▶ WHAT TO PRODUCE
Copy the full set of lines exactly as given.

#### LISTED RECORDS ####

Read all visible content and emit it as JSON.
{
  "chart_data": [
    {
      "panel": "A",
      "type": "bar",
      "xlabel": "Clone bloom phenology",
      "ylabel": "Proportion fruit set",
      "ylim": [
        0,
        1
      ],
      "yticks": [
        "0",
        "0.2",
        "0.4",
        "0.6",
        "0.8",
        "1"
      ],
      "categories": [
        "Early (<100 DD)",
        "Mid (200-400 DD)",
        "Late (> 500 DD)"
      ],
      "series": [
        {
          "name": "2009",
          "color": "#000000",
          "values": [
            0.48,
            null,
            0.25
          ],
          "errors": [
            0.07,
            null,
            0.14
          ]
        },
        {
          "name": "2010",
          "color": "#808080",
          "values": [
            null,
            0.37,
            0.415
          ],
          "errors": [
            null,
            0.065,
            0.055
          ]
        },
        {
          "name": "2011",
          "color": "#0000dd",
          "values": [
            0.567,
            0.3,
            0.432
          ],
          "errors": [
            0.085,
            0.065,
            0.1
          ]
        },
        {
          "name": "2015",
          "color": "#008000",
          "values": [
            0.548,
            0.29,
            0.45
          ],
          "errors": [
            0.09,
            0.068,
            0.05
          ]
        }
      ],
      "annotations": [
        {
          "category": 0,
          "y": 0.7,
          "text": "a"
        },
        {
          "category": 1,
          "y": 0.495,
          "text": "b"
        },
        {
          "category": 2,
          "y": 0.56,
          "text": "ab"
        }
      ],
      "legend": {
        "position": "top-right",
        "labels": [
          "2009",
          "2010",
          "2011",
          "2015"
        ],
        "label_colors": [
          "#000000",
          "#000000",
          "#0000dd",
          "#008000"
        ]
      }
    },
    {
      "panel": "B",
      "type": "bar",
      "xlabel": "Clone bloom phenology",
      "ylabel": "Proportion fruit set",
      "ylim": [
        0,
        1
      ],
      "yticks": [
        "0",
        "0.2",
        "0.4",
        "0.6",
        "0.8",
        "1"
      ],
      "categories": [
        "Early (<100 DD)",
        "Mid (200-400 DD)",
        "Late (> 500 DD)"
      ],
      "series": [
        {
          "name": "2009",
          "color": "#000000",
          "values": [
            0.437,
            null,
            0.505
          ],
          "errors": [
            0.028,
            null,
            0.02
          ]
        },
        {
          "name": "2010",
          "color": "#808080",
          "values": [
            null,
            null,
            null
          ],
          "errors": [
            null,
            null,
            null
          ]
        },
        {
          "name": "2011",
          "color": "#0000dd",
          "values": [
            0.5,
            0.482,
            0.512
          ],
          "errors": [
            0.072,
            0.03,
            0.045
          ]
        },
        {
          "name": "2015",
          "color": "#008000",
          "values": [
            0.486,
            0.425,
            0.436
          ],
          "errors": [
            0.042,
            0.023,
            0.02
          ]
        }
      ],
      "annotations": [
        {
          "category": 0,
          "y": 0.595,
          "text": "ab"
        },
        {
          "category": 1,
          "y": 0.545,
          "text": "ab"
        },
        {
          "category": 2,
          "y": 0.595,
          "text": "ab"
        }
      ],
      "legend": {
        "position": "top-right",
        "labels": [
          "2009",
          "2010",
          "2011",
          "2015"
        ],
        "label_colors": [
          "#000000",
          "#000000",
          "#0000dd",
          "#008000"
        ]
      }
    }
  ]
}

####

▶ TASK OUTPUT
Read all visible content and emit it as JSON.
{
  "chart_data": [
    {
      "panel": "A",
      "type": "bar",
      "xlabel": "Clone bloom phenology",
      "ylabel": "Proportion fruit set",
      "ylim": [
        0,
        1
      ],
      "yticks": [
        "0",
        "0.2",
        "0.4",
        "0.6",
        "0.8",
        "1"
      ],
      "categories": [
        "Early (<100 DD)",
        "Mid (200-400 DD)",
        "Late (> 500 DD)"
      ],
      "series": [
        {
          "name": "2009",
          "color": "#000000",
          "values": [
            0.48,
            null,
            0.25
          ],
          "errors": [
            0.07,
            null,
            0.14
          ]
        },
        {
          "name": "2010",
          "color": "#808080",
          "values": [
            null,
            0.37,
            0.415
          ],
          "errors": [
            null,
            0.065,
            0.055
          ]
        },
        {
          "name": "2011",
          "color": "#0000dd",
          "values": [
            0.567,
            0.3,
            0.432
          ],
          "errors": [
            0.085,
            0.065,
            0.1
          ]
        },
        {
          "name": "2015",
          "color": "#008000",
          "values": [
            0.548,
            0.29,
            0.45
          ],
          "errors": [
            0.09,
            0.068,
            0.05
          ]
        }
      ],
      "annotations": [
        {
          "category": 0,
          "y": 0.7,
          "text": "a"
        },
        {
          "category": 1,
          "y": 0.495,
          "text": "b"
        },
        {
          "category": 2,
          "y": 0.56,
          "text": "ab"
        }
      ],
      "legend": {
        "position": "top-right",
        "labels": [
          "2009",
          "2010",
          "2011",
          "2015"
        ],
        "label_colors": [
          "#000000",
          "#000000",
          "#0000dd",
          "#008000"
        ]
      }
    },
    {
      "panel": "B",
      "type": "bar",
      "xlabel": "Clone bloom phenology",
      "ylabel": "Proportion fruit set",
      "ylim": [
        0,
        1
      ],
      "yticks": [
        "0",
        "0.2",
        "0.4",
        "0.6",
        "0.8",
        "1"
      ],
      "categories": [
        "Early (<100 DD)",
        "Mid (200-400 DD)",
        "Late (> 500 DD)"
      ],
      "series": [
        {
          "name": "2009",
          "color": "#000000",
          "values": [
            0.437,
            null,
            0.505
          ],
          "errors": [
            0.028,
            null,
            0.02
          ]
        },
        {
          "name": "2010",
          "color": "#808080",
          "values": [
            null,
            null,
            null
          ],
          "errors": [
            null,
            null,
            null
          ]
        },
        {
          "name": "2011",
          "color": "#0000dd",
          "values": [
            0.5,
            0.482,
            0.512
          ],
          "errors": [
            0.072,
            0.03,
            0.045
          ]
        },
        {
          "name": "2015",
          "color": "#008000",
          "values": [
            0.486,
            0.425,
            0.436
          ],
          "errors": [
            0.042,
            0.023,
            0.02
          ]
        }
      ],
      "annotations": [
        {
          "category": 0,
          "y": 0.595,
          "text": "ab"
        },
        {
          "category": 1,
          "y": 0.545,
          "text": "ab"
        },
        {
          "category": 2,
          "y": 0.595,
          "text": "ab"
        }
      ],
      "legend": {
        "position": "top-right",
        "labels": [
          "2009",
          "2010",
          "2011",
          "2015"
        ],
        "label_colors": [
          "#000000",
          "#000000",
          "#0000dd",
          "#008000"
        ]
      }
    }
  ]
}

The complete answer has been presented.